• **Saved entries**:
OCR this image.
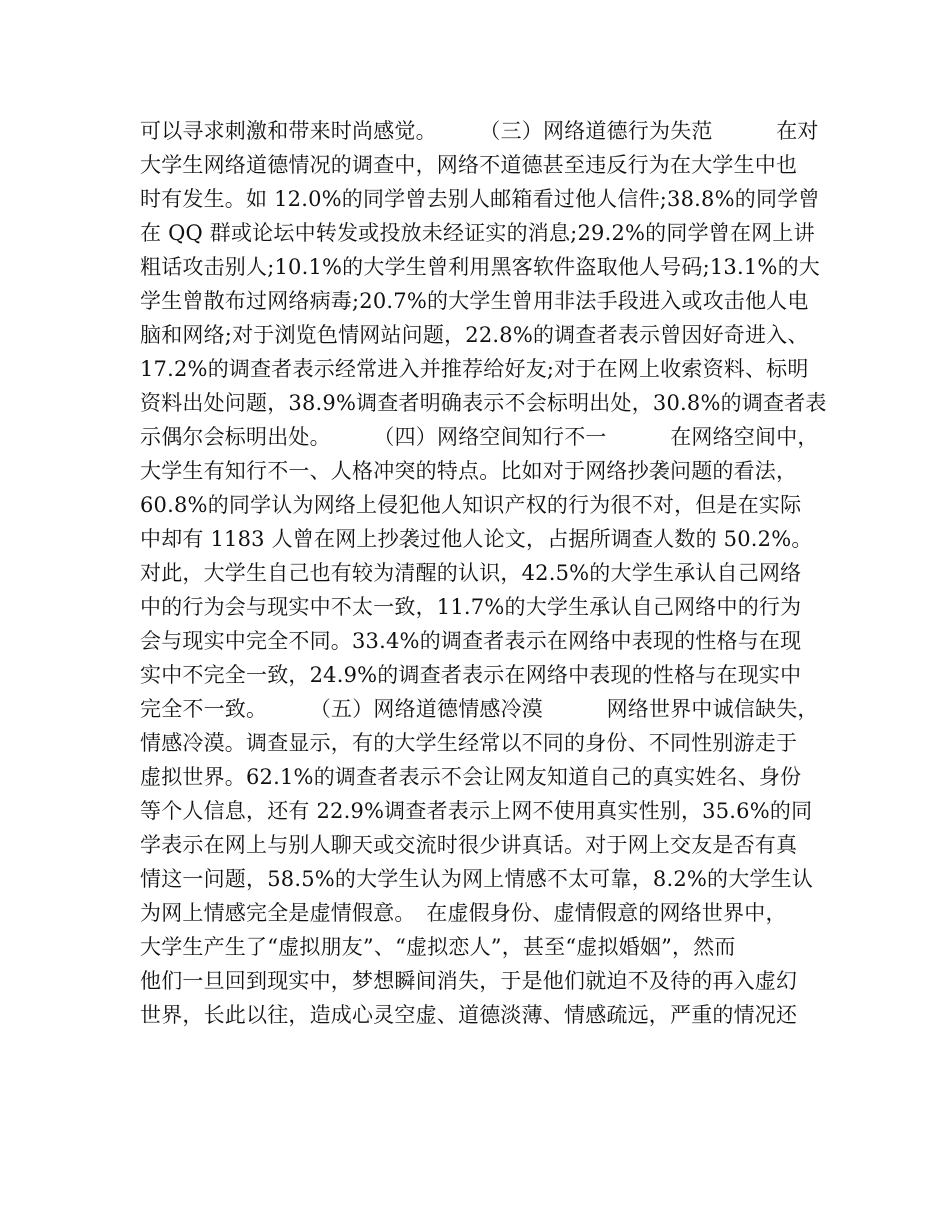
可以寻求刺激和带来时尚感觉。　　　（三）网络道德行为失范　　　在对
大学生网络道德情况的调查中，网络不道德甚至违反行为在大学生中也
时有发生。如 12.0%的同学曾去别人邮箱看过他人信件;38.8%的同学曾
在 QQ 群或论坛中转发或投放未经证实的消息;29.2%的同学曾在网上讲
粗话攻击别人;10.1%的大学生曾利用黑客软件盗取他人号码;13.1%的大
学生曾散布过网络病毒;20.7%的大学生曾用非法手段进入或攻击他人电
脑和网络;对于浏览色情网站问题，22.8%的调查者表示曾因好奇进入、
17.2%的调查者表示经常进入并推荐给好友;对于在网上收索资料、标明
资料出处问题，38.9%调查者明确表示不会标明出处，30.8%的调查者表
示偶尔会标明出处。　　　（四）网络空间知行不一　　　在网络空间中，
大学生有知行不一、人格冲突的特点。比如对于网络抄袭问题的看法，
60.8%的同学认为网络上侵犯他人知识产权的行为很不对，但是在实际
中却有 1183 人曾在网上抄袭过他人论文，占据所调查人数的 50.2%。
对此，大学生自己也有较为清醒的认识，42.5%的大学生承认自己网络
中的行为会与现实中不太一致，11.7%的大学生承认自己网络中的行为
会与现实中完全不同。33.4%的调查者表示在网络中表现的性格与在现
实中不完全一致，24.9%的调查者表示在网络中表现的性格与在现实中
完全不一致。　　　（五）网络道德情感冷漠　　　网络世界中诚信缺失，
情感冷漠。调查显示，有的大学生经常以不同的身份、不同性别游走于
虚拟世界。62.1%的调查者表示不会让网友知道自己的真实姓名、身份
等个人信息，还有 22.9%调查者表示上网不使用真实性别，35.6%的同
学表示在网上与别人聊天或交流时很少讲真话。对于网上交友是否有真
情这一问题，58.5%的大学生认为网上情感不太可靠，8.2%的大学生认
为网上情感完全是虚情假意。　在虚假身份、虚情假意的网络世界中，
大学生产生了“虚拟朋友”、“虚拟恋人”，甚至“虚拟婚姻”，然而
他们一旦回到现实中，梦想瞬间消失，于是他们就迫不及待的再入虚幻
世界，长此以往，造成心灵空虚、道德淡薄、情感疏远，严重的情况还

• **What is asked**:
Repeat each entry above word for word, leaving every picture out.

• **The reply**:
OCR this image.
可以寻求刺激和带来时尚感觉。　　　（三）网络道德行为失范　　　在对
大学生网络道德情况的调查中，网络不道德甚至违反行为在大学生中也
时有发生。如 12.0%的同学曾去别人邮箱看过他人信件;38.8%的同学曾
在 QQ 群或论坛中转发或投放未经证实的消息;29.2%的同学曾在网上讲
粗话攻击别人;10.1%的大学生曾利用黑客软件盗取他人号码;13.1%的大
学生曾散布过网络病毒;20.7%的大学生曾用非法手段进入或攻击他人电
脑和网络;对于浏览色情网站问题，22.8%的调查者表示曾因好奇进入、
17.2%的调查者表示经常进入并推荐给好友;对于在网上收索资料、标明
资料出处问题，38.9%调查者明确表示不会标明出处，30.8%的调查者表
示偶尔会标明出处。　　　（四）网络空间知行不一　　　在网络空间中，
大学生有知行不一、人格冲突的特点。比如对于网络抄袭问题的看法，
60.8%的同学认为网络上侵犯他人知识产权的行为很不对，但是在实际
中却有 1183 人曾在网上抄袭过他人论文，占据所调查人数的 50.2%。
对此，大学生自己也有较为清醒的认识，42.5%的大学生承认自己网络
中的行为会与现实中不太一致，11.7%的大学生承认自己网络中的行为
会与现实中完全不同。33.4%的调查者表示在网络中表现的性格与在现
实中不完全一致，24.9%的调查者表示在网络中表现的性格与在现实中
完全不一致。　　　（五）网络道德情感冷漠　　　网络世界中诚信缺失，
情感冷漠。调查显示，有的大学生经常以不同的身份、不同性别游走于
虚拟世界。62.1%的调查者表示不会让网友知道自己的真实姓名、身份
等个人信息，还有 22.9%调查者表示上网不使用真实性别，35.6%的同
学表示在网上与别人聊天或交流时很少讲真话。对于网上交友是否有真
情这一问题，58.5%的大学生认为网上情感不太可靠，8.2%的大学生认
为网上情感完全是虚情假意。　在虚假身份、虚情假意的网络世界中，
大学生产生了“虚拟朋友”、“虚拟恋人”，甚至“虚拟婚姻”，然而
他们一旦回到现实中，梦想瞬间消失，于是他们就迫不及待的再入虚幻
世界，长此以往，造成心灵空虚、道德淡薄、情感疏远，严重的情况还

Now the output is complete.